• GIVEN TASK:
Only the lines holding the string "screenshot" are needed. Copy each one.

>> START GIVEN DATA

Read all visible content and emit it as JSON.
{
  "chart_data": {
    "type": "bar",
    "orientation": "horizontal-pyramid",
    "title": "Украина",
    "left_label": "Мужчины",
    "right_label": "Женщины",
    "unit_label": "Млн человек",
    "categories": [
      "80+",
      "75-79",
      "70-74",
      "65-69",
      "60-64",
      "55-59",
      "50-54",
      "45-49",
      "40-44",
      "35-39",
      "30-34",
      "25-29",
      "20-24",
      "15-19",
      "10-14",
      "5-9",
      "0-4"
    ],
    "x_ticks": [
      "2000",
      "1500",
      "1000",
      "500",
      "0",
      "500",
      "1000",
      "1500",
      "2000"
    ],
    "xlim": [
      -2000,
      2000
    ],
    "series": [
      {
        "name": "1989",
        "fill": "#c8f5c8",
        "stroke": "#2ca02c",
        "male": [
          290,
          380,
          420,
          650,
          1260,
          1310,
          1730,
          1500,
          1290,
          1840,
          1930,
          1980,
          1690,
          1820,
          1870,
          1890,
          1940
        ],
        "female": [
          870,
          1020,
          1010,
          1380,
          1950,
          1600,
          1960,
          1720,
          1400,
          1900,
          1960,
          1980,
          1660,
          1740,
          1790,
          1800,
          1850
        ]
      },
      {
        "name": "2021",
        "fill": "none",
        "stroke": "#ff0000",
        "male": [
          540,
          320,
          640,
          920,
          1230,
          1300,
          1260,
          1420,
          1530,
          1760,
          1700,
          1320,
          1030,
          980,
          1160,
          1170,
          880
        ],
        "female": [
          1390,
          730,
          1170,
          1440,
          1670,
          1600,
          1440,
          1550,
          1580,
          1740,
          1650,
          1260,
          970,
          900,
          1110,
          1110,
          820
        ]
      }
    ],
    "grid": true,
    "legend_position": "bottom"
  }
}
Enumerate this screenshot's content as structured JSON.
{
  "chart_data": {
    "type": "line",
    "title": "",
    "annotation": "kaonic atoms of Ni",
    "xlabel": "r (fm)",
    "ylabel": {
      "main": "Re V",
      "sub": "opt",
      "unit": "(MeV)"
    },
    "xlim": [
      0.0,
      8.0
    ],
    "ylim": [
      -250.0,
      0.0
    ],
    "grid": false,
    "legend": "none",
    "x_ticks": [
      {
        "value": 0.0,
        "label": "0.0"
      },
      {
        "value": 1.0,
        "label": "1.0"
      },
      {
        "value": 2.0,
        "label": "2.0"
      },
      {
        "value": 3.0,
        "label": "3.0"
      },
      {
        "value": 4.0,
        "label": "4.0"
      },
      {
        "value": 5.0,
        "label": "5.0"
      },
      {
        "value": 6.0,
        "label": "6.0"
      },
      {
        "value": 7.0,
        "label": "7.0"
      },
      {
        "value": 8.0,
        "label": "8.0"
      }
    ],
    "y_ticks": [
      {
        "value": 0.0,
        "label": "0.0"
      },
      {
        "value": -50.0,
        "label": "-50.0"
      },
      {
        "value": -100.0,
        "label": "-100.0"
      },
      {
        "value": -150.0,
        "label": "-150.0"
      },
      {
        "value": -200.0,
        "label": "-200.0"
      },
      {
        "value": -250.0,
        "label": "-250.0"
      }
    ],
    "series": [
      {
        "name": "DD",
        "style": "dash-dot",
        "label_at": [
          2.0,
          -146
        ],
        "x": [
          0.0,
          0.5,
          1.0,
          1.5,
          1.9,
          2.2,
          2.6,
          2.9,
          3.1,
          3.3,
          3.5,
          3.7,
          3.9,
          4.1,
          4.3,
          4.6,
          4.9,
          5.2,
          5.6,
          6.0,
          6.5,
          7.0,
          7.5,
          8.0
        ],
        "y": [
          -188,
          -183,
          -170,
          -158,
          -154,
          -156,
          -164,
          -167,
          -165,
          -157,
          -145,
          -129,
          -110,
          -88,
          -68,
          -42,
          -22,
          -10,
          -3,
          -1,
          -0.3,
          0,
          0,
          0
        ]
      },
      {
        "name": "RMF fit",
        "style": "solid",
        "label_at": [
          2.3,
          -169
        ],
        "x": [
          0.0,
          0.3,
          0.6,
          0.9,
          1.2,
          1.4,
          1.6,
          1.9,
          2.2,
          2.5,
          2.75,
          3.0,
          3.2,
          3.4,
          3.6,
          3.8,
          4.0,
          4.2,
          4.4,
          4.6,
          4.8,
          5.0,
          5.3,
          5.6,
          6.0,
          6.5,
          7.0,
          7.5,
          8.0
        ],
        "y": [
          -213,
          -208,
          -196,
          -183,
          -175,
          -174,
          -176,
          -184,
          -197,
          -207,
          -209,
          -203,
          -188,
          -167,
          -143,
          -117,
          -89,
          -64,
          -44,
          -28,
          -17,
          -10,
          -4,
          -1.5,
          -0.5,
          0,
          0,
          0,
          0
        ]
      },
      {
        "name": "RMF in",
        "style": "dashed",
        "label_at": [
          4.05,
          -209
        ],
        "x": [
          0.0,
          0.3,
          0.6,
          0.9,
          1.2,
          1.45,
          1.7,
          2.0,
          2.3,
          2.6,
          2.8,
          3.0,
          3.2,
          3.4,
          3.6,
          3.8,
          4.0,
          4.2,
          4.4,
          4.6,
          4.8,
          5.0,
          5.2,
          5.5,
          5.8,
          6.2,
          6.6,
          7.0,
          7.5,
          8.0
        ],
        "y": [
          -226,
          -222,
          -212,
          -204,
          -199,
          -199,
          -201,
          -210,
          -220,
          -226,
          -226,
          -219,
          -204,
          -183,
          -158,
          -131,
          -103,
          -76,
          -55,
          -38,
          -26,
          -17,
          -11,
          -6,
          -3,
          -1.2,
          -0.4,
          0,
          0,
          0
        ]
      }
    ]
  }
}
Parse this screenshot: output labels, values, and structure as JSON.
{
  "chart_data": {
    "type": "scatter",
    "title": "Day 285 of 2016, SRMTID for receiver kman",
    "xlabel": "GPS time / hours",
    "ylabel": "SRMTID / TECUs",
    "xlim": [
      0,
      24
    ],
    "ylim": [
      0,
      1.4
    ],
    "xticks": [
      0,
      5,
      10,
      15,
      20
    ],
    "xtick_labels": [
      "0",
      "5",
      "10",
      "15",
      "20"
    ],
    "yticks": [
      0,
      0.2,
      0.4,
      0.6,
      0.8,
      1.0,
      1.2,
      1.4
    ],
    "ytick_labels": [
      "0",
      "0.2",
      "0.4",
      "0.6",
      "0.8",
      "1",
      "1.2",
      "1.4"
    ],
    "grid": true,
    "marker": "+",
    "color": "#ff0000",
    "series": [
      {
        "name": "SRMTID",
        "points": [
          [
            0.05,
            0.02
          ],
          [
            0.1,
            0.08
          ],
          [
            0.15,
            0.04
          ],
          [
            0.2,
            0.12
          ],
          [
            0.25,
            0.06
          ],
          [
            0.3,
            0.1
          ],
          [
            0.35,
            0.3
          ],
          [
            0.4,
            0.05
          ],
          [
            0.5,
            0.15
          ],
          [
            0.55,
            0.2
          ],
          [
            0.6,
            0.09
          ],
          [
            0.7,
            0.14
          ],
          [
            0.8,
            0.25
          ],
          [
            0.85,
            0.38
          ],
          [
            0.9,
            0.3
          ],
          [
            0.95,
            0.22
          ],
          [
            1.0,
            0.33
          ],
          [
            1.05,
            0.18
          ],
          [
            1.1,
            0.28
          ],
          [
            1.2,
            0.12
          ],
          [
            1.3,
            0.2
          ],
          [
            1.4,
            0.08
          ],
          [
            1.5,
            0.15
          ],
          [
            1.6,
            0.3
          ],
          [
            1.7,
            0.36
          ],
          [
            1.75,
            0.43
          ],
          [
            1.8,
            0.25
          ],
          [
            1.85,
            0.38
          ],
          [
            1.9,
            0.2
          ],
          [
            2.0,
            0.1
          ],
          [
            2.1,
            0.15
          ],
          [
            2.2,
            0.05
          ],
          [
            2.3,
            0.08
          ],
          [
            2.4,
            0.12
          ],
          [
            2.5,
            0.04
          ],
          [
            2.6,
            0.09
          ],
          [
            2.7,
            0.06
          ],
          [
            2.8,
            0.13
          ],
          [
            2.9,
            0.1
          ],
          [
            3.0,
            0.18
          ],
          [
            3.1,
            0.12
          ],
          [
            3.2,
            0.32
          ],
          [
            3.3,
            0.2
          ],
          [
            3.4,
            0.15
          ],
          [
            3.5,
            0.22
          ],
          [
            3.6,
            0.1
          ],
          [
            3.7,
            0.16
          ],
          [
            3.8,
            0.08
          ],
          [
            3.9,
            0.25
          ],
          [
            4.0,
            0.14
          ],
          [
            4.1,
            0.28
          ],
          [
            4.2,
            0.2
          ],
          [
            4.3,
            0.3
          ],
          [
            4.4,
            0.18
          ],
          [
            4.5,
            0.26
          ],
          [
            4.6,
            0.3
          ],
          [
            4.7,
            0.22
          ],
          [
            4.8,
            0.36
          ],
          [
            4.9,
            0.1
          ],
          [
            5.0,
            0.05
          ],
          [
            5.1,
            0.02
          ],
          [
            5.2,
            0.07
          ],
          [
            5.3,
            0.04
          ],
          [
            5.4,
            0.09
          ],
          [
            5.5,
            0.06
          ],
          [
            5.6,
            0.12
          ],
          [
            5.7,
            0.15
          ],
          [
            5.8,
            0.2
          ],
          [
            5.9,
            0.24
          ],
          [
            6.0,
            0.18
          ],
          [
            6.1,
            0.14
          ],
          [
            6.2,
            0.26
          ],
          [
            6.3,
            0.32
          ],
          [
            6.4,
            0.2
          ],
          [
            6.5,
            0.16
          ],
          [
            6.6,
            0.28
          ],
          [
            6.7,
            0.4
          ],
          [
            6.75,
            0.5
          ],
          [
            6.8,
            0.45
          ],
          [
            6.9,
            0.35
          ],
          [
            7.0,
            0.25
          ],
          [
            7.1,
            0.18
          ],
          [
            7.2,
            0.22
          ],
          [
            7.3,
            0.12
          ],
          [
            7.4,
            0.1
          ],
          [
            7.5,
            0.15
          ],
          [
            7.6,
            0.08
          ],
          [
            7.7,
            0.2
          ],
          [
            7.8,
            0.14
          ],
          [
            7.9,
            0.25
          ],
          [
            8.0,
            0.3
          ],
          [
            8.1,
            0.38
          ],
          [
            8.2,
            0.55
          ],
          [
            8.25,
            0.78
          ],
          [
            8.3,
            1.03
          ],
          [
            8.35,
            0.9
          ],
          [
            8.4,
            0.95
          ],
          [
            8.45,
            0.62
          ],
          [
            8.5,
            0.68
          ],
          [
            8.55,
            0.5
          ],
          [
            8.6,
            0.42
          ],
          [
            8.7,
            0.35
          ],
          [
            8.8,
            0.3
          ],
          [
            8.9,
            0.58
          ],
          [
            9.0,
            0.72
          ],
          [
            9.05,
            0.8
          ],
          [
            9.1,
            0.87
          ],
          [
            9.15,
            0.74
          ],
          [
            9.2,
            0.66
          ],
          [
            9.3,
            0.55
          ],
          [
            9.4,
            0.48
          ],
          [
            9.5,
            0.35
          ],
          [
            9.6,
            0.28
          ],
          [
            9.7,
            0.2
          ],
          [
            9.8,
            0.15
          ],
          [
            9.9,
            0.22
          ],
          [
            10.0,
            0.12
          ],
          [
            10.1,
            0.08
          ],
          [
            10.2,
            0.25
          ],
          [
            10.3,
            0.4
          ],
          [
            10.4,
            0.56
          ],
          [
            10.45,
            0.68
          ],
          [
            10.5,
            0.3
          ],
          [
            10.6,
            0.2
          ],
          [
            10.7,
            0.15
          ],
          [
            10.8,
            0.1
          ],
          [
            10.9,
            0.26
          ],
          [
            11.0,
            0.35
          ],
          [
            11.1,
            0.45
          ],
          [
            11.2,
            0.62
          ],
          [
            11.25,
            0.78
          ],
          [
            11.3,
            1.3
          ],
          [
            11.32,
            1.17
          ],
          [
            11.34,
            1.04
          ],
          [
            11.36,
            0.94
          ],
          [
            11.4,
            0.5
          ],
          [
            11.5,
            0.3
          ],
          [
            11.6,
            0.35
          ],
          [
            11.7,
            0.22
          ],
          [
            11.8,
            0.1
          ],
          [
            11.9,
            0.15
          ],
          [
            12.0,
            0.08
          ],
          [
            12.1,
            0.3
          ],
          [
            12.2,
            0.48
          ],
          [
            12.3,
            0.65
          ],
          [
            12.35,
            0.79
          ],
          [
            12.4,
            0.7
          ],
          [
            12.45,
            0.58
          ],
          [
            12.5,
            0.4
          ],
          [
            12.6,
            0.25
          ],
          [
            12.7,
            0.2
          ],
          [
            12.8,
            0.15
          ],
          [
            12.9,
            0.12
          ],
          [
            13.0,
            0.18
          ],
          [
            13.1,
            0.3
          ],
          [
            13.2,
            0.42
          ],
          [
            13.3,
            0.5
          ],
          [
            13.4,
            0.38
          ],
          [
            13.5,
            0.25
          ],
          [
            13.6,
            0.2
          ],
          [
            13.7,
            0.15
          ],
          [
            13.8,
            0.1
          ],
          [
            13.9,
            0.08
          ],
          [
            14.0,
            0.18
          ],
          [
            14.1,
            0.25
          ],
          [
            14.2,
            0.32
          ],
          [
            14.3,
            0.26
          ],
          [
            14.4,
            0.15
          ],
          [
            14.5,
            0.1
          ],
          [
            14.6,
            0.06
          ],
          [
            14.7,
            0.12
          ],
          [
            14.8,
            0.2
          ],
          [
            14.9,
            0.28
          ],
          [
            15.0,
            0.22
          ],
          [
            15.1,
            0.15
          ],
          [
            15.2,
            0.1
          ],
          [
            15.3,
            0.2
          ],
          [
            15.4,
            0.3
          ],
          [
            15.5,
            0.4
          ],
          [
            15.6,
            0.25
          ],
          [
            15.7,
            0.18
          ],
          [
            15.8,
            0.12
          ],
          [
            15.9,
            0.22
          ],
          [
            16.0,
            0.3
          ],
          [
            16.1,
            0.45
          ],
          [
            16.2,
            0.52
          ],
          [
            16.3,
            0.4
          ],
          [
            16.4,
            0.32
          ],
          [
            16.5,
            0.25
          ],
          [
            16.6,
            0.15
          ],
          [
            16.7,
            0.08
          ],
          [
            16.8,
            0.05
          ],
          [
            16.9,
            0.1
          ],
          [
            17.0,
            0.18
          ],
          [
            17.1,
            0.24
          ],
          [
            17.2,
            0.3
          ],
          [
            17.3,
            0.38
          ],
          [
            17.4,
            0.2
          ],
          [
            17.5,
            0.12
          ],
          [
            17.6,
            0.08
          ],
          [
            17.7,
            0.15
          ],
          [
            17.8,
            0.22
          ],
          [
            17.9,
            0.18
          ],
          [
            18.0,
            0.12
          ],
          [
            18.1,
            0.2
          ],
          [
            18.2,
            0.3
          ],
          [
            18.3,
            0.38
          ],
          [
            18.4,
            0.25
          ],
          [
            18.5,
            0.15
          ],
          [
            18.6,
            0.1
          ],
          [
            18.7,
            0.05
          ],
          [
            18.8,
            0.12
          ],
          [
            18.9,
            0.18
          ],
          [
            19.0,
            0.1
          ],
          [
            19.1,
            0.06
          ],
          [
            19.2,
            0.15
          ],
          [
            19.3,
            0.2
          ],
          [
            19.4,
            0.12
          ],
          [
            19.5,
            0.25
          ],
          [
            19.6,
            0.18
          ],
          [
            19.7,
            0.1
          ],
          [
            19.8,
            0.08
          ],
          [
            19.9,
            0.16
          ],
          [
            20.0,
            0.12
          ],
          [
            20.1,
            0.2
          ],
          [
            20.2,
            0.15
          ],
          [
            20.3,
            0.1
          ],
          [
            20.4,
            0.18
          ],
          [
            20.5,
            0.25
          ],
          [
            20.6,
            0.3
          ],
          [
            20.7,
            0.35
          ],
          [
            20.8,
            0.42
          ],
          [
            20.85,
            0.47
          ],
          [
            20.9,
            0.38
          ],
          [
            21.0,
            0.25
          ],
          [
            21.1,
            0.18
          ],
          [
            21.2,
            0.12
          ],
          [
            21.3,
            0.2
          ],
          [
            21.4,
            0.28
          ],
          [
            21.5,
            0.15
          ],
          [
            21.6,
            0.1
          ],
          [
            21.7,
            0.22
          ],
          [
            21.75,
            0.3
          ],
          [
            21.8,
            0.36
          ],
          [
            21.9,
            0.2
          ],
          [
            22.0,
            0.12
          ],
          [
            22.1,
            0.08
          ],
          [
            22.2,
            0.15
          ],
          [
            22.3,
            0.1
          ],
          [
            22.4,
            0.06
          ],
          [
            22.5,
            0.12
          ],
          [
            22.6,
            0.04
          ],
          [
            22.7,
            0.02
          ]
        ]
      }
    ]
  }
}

>> END GIVEN DATA

• RESPONSE:
Enumerate this screenshot's content as structured JSON.
Parse this screenshot: output labels, values, and structure as JSON.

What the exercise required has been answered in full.